Collected data
START
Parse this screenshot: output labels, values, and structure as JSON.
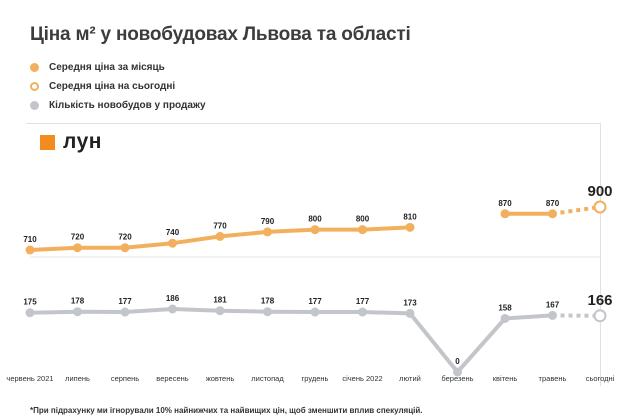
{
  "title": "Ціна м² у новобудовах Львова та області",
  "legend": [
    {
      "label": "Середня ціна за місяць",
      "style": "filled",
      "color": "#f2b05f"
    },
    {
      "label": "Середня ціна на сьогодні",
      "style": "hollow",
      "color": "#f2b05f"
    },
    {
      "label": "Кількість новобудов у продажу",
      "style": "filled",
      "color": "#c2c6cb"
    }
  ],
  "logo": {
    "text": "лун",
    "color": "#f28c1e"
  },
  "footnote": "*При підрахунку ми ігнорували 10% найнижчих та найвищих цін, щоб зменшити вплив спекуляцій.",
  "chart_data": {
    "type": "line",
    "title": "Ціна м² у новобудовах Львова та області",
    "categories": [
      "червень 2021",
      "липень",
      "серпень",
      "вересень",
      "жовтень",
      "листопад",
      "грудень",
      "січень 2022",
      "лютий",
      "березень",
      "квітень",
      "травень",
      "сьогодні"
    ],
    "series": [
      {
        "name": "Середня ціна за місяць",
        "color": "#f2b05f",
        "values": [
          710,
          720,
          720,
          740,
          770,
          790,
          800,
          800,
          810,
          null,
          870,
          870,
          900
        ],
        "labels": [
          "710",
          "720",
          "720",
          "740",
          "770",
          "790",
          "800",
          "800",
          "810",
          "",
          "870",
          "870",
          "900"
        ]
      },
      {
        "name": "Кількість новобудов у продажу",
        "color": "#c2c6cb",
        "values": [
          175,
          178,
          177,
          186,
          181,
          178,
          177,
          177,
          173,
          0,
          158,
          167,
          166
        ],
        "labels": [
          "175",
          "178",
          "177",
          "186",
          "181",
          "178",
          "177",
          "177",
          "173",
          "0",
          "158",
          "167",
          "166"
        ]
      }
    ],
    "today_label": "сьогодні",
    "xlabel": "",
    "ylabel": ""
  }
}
END
START
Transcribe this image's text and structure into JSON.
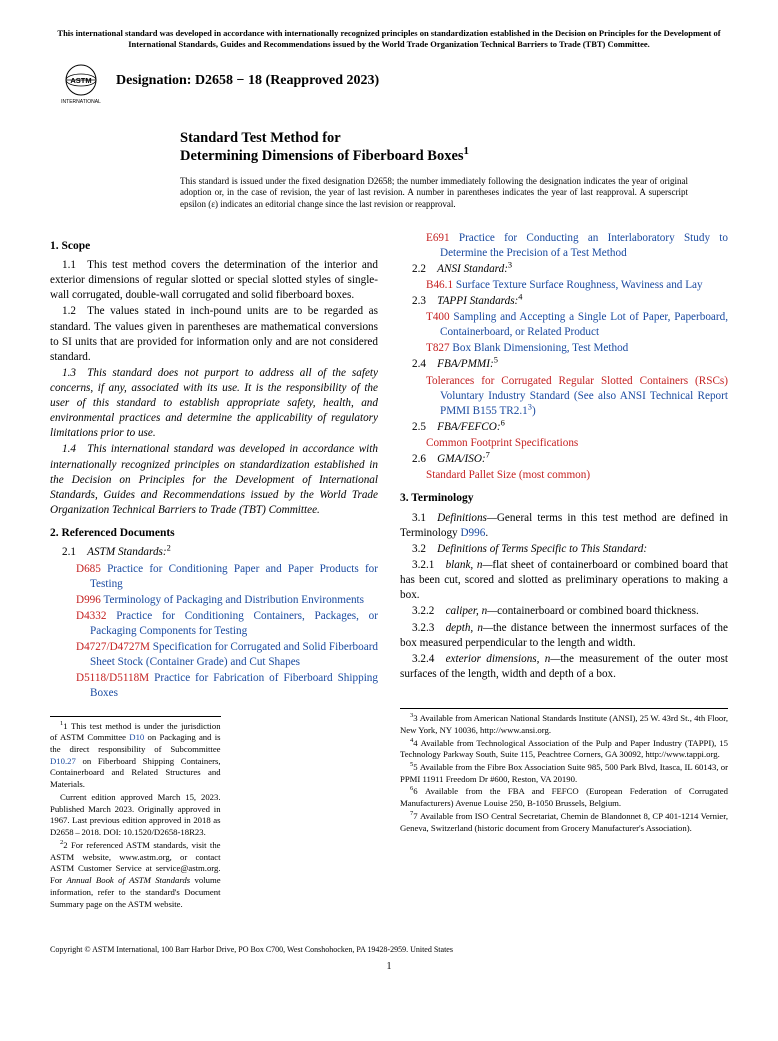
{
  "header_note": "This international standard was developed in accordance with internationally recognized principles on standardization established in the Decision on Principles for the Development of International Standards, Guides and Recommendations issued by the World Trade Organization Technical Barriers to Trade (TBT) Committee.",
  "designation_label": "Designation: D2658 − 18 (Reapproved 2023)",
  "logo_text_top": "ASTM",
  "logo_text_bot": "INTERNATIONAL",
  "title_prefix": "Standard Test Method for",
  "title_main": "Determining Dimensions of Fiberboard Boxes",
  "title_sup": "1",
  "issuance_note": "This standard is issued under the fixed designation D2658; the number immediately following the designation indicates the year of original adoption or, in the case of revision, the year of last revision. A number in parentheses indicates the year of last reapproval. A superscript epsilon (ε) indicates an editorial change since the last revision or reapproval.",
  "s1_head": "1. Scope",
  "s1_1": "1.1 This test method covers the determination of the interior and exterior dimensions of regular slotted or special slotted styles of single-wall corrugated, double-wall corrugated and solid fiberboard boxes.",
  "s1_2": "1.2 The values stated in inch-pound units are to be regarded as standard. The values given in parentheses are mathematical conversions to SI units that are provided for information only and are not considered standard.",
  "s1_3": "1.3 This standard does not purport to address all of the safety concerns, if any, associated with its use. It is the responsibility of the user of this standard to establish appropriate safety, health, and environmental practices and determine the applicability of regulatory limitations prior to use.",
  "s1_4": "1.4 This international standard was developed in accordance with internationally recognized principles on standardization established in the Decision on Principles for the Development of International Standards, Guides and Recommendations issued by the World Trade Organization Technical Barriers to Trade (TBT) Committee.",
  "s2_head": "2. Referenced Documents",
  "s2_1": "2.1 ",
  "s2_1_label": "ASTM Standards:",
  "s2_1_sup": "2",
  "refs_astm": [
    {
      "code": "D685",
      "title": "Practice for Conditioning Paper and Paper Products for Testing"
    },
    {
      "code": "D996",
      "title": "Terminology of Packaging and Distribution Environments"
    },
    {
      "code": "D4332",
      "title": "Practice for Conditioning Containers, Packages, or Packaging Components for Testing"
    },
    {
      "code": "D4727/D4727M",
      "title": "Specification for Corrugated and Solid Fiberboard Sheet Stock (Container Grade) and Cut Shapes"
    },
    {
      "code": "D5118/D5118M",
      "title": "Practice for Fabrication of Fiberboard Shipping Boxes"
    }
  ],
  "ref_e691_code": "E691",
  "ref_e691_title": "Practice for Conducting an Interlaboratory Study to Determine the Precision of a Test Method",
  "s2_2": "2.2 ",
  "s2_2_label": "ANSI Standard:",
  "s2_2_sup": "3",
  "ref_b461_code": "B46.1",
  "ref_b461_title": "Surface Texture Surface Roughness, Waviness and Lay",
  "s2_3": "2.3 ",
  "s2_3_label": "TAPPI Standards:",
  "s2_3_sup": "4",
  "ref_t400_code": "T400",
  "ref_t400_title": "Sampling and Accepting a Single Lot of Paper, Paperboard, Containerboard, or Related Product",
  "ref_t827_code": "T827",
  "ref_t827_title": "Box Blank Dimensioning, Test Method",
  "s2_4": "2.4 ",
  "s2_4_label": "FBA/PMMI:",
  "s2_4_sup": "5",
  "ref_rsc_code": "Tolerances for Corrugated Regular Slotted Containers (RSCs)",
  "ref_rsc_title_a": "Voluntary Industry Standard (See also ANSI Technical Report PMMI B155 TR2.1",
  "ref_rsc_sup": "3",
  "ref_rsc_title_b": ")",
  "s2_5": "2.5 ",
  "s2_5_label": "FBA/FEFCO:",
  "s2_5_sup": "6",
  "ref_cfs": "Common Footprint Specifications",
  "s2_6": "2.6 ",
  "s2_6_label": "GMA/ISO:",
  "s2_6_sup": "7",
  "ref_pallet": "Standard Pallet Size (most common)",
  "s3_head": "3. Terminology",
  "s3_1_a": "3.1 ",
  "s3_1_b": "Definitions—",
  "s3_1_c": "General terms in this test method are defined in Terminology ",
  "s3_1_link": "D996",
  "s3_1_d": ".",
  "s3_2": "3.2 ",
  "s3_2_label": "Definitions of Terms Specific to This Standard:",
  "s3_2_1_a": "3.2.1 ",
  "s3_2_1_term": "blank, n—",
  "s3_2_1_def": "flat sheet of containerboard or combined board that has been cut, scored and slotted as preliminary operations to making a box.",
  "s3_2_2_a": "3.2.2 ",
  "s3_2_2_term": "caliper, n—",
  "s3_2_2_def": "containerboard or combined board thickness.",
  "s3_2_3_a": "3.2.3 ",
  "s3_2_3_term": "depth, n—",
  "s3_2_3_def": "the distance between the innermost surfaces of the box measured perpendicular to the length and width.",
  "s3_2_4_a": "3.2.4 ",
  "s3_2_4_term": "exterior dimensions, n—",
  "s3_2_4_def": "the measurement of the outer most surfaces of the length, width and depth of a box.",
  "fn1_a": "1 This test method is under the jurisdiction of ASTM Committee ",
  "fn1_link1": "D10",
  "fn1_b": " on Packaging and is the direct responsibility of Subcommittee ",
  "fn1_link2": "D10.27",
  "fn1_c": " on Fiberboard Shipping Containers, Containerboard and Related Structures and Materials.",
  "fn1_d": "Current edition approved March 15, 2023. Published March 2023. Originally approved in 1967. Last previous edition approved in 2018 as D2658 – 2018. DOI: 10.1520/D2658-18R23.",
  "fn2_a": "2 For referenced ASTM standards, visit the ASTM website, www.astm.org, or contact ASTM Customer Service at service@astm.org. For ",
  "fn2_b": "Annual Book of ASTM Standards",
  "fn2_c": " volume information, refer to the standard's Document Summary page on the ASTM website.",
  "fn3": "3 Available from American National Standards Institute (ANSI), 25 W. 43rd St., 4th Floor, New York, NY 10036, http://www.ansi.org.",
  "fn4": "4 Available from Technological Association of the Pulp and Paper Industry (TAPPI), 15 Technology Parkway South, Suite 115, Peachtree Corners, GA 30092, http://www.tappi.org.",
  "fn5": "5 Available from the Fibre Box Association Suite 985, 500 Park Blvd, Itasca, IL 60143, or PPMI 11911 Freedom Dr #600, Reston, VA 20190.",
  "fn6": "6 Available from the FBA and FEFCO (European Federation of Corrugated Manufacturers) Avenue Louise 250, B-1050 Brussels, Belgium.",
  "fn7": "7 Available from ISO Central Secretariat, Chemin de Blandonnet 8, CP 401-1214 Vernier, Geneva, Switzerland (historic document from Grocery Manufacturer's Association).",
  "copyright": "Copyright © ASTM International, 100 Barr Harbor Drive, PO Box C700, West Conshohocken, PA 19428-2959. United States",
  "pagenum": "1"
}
END
YOUR TASK: List every line from the entries above in which "новобудовах" appears.

PROBLEM SOLUTION:
  "title": "Ціна м² у новобудовах Львова та області",
    "title": "Ціна м² у новобудовах Львова та області",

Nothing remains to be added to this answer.